■ WHAT YOU WILL DO: For every line in the data below that contains "rACC", copy the line.

■ WORKING DATA:
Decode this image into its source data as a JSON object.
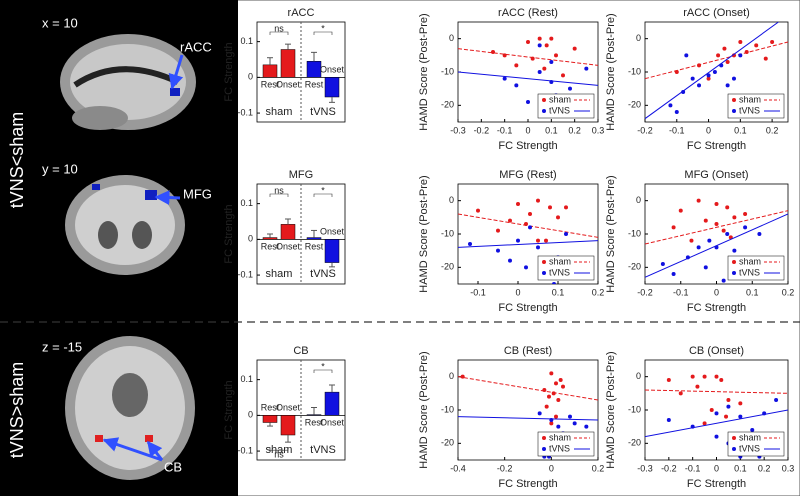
{
  "group_labels": [
    "tVNS<sham",
    "tVNS>sham"
  ],
  "brain_panels": [
    {
      "coordinate": "x = 10",
      "region": "rACC"
    },
    {
      "coordinate": "y = 10",
      "region": "MFG"
    },
    {
      "coordinate": "z = -15",
      "region": "CB"
    }
  ],
  "chart_data": [
    {
      "type": "bar",
      "title": "rACC",
      "ylabel": "FC Strength",
      "categories": [
        "Rest",
        "Onset"
      ],
      "ylim": [
        -0.125,
        0.155
      ],
      "yticks": [
        -0.1,
        0,
        0.1
      ],
      "series": [
        {
          "name": "sham",
          "color": "#e41a1c",
          "values": [
            0.035,
            0.078
          ],
          "errors": [
            0.02,
            0.015
          ],
          "significance": "ns"
        },
        {
          "name": "tVNS",
          "color": "#1010e0",
          "values": [
            0.045,
            -0.055
          ],
          "errors": [
            0.025,
            0.015
          ],
          "significance": "*"
        }
      ]
    },
    {
      "type": "scatter",
      "title": "rACC (Rest)",
      "xlabel": "FC Strength",
      "ylabel": "HAMD Score (Post-Pre)",
      "xlim": [
        -0.3,
        0.3
      ],
      "xticks": [
        -0.3,
        -0.2,
        -0.1,
        0,
        0.1,
        0.2,
        0.3
      ],
      "ylim": [
        -25,
        5
      ],
      "yticks": [
        -20,
        -10,
        0
      ],
      "legend": "lower right",
      "series": [
        {
          "name": "sham",
          "color": "#e41a1c",
          "line_style": "dashed",
          "x": [
            0.1,
            0.05,
            0,
            0.08,
            -0.15,
            0.2,
            0.02,
            0.12,
            -0.05,
            0.15,
            -0.1,
            0.07
          ],
          "values": [
            0,
            0,
            -1,
            -2,
            -4,
            -3,
            -6,
            -5,
            -8,
            -11,
            -5,
            -9
          ],
          "fit": {
            "x": [
              -0.3,
              0.3
            ],
            "y": [
              -3,
              -8
            ]
          }
        },
        {
          "name": "tVNS",
          "color": "#1010e0",
          "line_style": "solid",
          "x": [
            0.05,
            0.1,
            -0.05,
            0.1,
            0.18,
            0,
            0.1,
            0.2,
            -0.1,
            0.05,
            0.12,
            0.25
          ],
          "values": [
            -2,
            -7,
            -14,
            -13,
            -15,
            -19,
            -22,
            -20,
            -12,
            -10,
            -17,
            -9
          ],
          "fit": {
            "x": [
              -0.3,
              0.3
            ],
            "y": [
              -10,
              -14
            ]
          }
        }
      ]
    },
    {
      "type": "scatter",
      "title": "rACC (Onset)",
      "xlabel": "FC Strength",
      "ylabel": "HAMD Score (Post-Pre)",
      "xlim": [
        -0.2,
        0.25
      ],
      "xticks": [
        -0.2,
        -0.1,
        0,
        0.1,
        0.2
      ],
      "ylim": [
        -25,
        5
      ],
      "yticks": [
        -20,
        -10,
        0
      ],
      "legend": "lower right",
      "series": [
        {
          "name": "sham",
          "color": "#e41a1c",
          "line_style": "dashed",
          "x": [
            0.08,
            0.1,
            0.15,
            0.2,
            0.05,
            -0.03,
            0,
            0.03,
            0.12,
            -0.1,
            0.18,
            0.06
          ],
          "values": [
            -5,
            -1,
            -2,
            -1,
            -3,
            -8,
            -12,
            -5,
            -4,
            -10,
            -6,
            -7
          ],
          "fit": {
            "x": [
              -0.2,
              0.25
            ],
            "y": [
              -12,
              -1
            ]
          }
        },
        {
          "name": "tVNS",
          "color": "#1010e0",
          "line_style": "solid",
          "x": [
            -0.12,
            -0.1,
            -0.08,
            -0.05,
            0,
            0.02,
            0.04,
            0.08,
            0.1,
            -0.03,
            -0.07,
            0.06
          ],
          "values": [
            -20,
            -22,
            -16,
            -12,
            -11,
            -10,
            -8,
            -12,
            -5,
            -14,
            -5,
            -14
          ],
          "fit": {
            "x": [
              -0.2,
              0.22
            ],
            "y": [
              -24,
              5
            ]
          }
        }
      ]
    },
    {
      "type": "bar",
      "title": "MFG",
      "ylabel": "FC Strength",
      "categories": [
        "Rest",
        "Onset"
      ],
      "ylim": [
        -0.125,
        0.155
      ],
      "yticks": [
        -0.1,
        0,
        0.1
      ],
      "series": [
        {
          "name": "sham",
          "color": "#e41a1c",
          "values": [
            0.005,
            0.042
          ],
          "errors": [
            0.01,
            0.015
          ],
          "significance": "ns"
        },
        {
          "name": "tVNS",
          "color": "#1010e0",
          "values": [
            0.005,
            -0.065
          ],
          "errors": [
            0.02,
            0.012
          ],
          "significance": "*"
        }
      ]
    },
    {
      "type": "scatter",
      "title": "MFG (Rest)",
      "xlabel": "FC Strength",
      "ylabel": "HAMD Score (Post-Pre)",
      "xlim": [
        -0.15,
        0.2
      ],
      "xticks": [
        -0.1,
        0,
        0.1,
        0.2
      ],
      "ylim": [
        -25,
        5
      ],
      "yticks": [
        -20,
        -10,
        0
      ],
      "legend": "lower right",
      "series": [
        {
          "name": "sham",
          "color": "#e41a1c",
          "line_style": "dashed",
          "x": [
            0.05,
            0,
            0.08,
            -0.1,
            0.02,
            0.05,
            0.1,
            -0.05,
            0.12,
            0.03,
            0.07,
            -0.02
          ],
          "values": [
            0,
            -1,
            -2,
            -3,
            -7,
            -12,
            -5,
            -9,
            -2,
            -4,
            -12,
            -6
          ],
          "fit": {
            "x": [
              -0.15,
              0.2
            ],
            "y": [
              -4,
              -11
            ]
          }
        },
        {
          "name": "tVNS",
          "color": "#1010e0",
          "line_style": "solid",
          "x": [
            -0.12,
            0,
            0.05,
            0.1,
            0.02,
            0.07,
            0.15,
            -0.05,
            0.12,
            0.03,
            0.09,
            -0.02
          ],
          "values": [
            -13,
            -12,
            -14,
            -17,
            -20,
            -22,
            -19,
            -15,
            -10,
            -8,
            -25,
            -18
          ],
          "fit": {
            "x": [
              -0.15,
              0.2
            ],
            "y": [
              -14,
              -12
            ]
          }
        }
      ]
    },
    {
      "type": "scatter",
      "title": "MFG (Onset)",
      "xlabel": "FC Strength",
      "ylabel": "HAMD Score (Post-Pre)",
      "xlim": [
        -0.2,
        0.2
      ],
      "xticks": [
        -0.2,
        -0.1,
        0,
        0.1,
        0.2
      ],
      "ylim": [
        -25,
        5
      ],
      "yticks": [
        -20,
        -10,
        0
      ],
      "legend": "lower right",
      "series": [
        {
          "name": "sham",
          "color": "#e41a1c",
          "line_style": "dashed",
          "x": [
            -0.05,
            0,
            0.03,
            -0.1,
            0,
            -0.03,
            0.05,
            -0.07,
            0.08,
            0.02,
            -0.12,
            0.04
          ],
          "values": [
            0,
            -1,
            -2,
            -3,
            -7,
            -6,
            -5,
            -12,
            -4,
            -9,
            -8,
            -11
          ],
          "fit": {
            "x": [
              -0.2,
              0.2
            ],
            "y": [
              -13,
              -3
            ]
          }
        },
        {
          "name": "tVNS",
          "color": "#1010e0",
          "line_style": "solid",
          "x": [
            -0.15,
            -0.12,
            -0.08,
            -0.05,
            -0.02,
            0,
            0.03,
            0.05,
            0.08,
            -0.03,
            0.02,
            0.12
          ],
          "values": [
            -19,
            -22,
            -17,
            -14,
            -12,
            -14,
            -10,
            -15,
            -8,
            -20,
            -24,
            -10
          ],
          "fit": {
            "x": [
              -0.2,
              0.2
            ],
            "y": [
              -23,
              -4
            ]
          }
        }
      ]
    },
    {
      "type": "bar",
      "title": "CB",
      "ylabel": "FC Strength",
      "categories": [
        "Rest",
        "Onset"
      ],
      "ylim": [
        -0.125,
        0.155
      ],
      "yticks": [
        -0.1,
        0,
        0.1
      ],
      "series": [
        {
          "name": "sham",
          "color": "#e41a1c",
          "values": [
            -0.02,
            -0.055
          ],
          "errors": [
            0.01,
            0.02
          ],
          "significance": "ns"
        },
        {
          "name": "tVNS",
          "color": "#1010e0",
          "values": [
            0.002,
            0.065
          ],
          "errors": [
            0.02,
            0.02
          ],
          "significance": "*"
        }
      ]
    },
    {
      "type": "scatter",
      "title": "CB (Rest)",
      "xlabel": "FC Strength",
      "ylabel": "HAMD Score (Post-Pre)",
      "xlim": [
        -0.4,
        0.2
      ],
      "xticks": [
        -0.4,
        -0.2,
        0,
        0.2
      ],
      "ylim": [
        -25,
        5
      ],
      "yticks": [
        -20,
        -10,
        0
      ],
      "legend": "lower right",
      "series": [
        {
          "name": "sham",
          "color": "#e41a1c",
          "line_style": "dashed",
          "x": [
            -0.38,
            0,
            0.02,
            -0.03,
            0.01,
            0.03,
            -0.02,
            0.05,
            0.02,
            0,
            0.04,
            -0.01
          ],
          "values": [
            0,
            1,
            -2,
            -4,
            -5,
            -7,
            -9,
            -3,
            -12,
            -14,
            -1,
            -6
          ],
          "fit": {
            "x": [
              -0.4,
              0.2
            ],
            "y": [
              0,
              -7
            ]
          }
        },
        {
          "name": "tVNS",
          "color": "#1010e0",
          "line_style": "solid",
          "x": [
            -0.05,
            0,
            0.03,
            0.05,
            0.1,
            0,
            0.05,
            -0.03,
            0.02,
            0.15,
            -0.01,
            0.08
          ],
          "values": [
            -11,
            -13,
            -15,
            -17,
            -14,
            -20,
            -22,
            -24,
            -18,
            -15,
            -24,
            -12
          ],
          "fit": {
            "x": [
              -0.4,
              0.2
            ],
            "y": [
              -12,
              -13
            ]
          }
        }
      ]
    },
    {
      "type": "scatter",
      "title": "CB (Onset)",
      "xlabel": "FC Strength",
      "ylabel": "HAMD Score (Post-Pre)",
      "xlim": [
        -0.3,
        0.3
      ],
      "xticks": [
        -0.3,
        -0.2,
        -0.1,
        0,
        0.1,
        0.2,
        0.3
      ],
      "ylim": [
        -25,
        5
      ],
      "yticks": [
        -20,
        -10,
        0
      ],
      "legend": "lower right",
      "series": [
        {
          "name": "sham",
          "color": "#e41a1c",
          "line_style": "dashed",
          "x": [
            -0.1,
            -0.05,
            0,
            0.02,
            -0.08,
            -0.15,
            0.05,
            -0.02,
            0.1,
            -0.2,
            0.04,
            -0.05
          ],
          "values": [
            0,
            0,
            0,
            -1,
            -3,
            -5,
            -7,
            -10,
            -8,
            -1,
            -12,
            -14
          ],
          "fit": {
            "x": [
              -0.3,
              0.3
            ],
            "y": [
              -4,
              -5
            ]
          }
        },
        {
          "name": "tVNS",
          "color": "#1010e0",
          "line_style": "solid",
          "x": [
            -0.2,
            -0.1,
            0,
            0.05,
            0.1,
            0.15,
            0.2,
            0.25,
            0.05,
            0.1,
            0,
            0.18
          ],
          "values": [
            -13,
            -15,
            -11,
            -9,
            -12,
            -16,
            -11,
            -7,
            -20,
            -24,
            -18,
            -24
          ],
          "fit": {
            "x": [
              -0.3,
              0.3
            ],
            "y": [
              -18,
              -10
            ]
          }
        }
      ]
    }
  ]
}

■ FULL SOLUTION:
      "region": "rACC"
      "title": "rACC",
      "title": "rACC (Rest)",
      "title": "rACC (Onset)",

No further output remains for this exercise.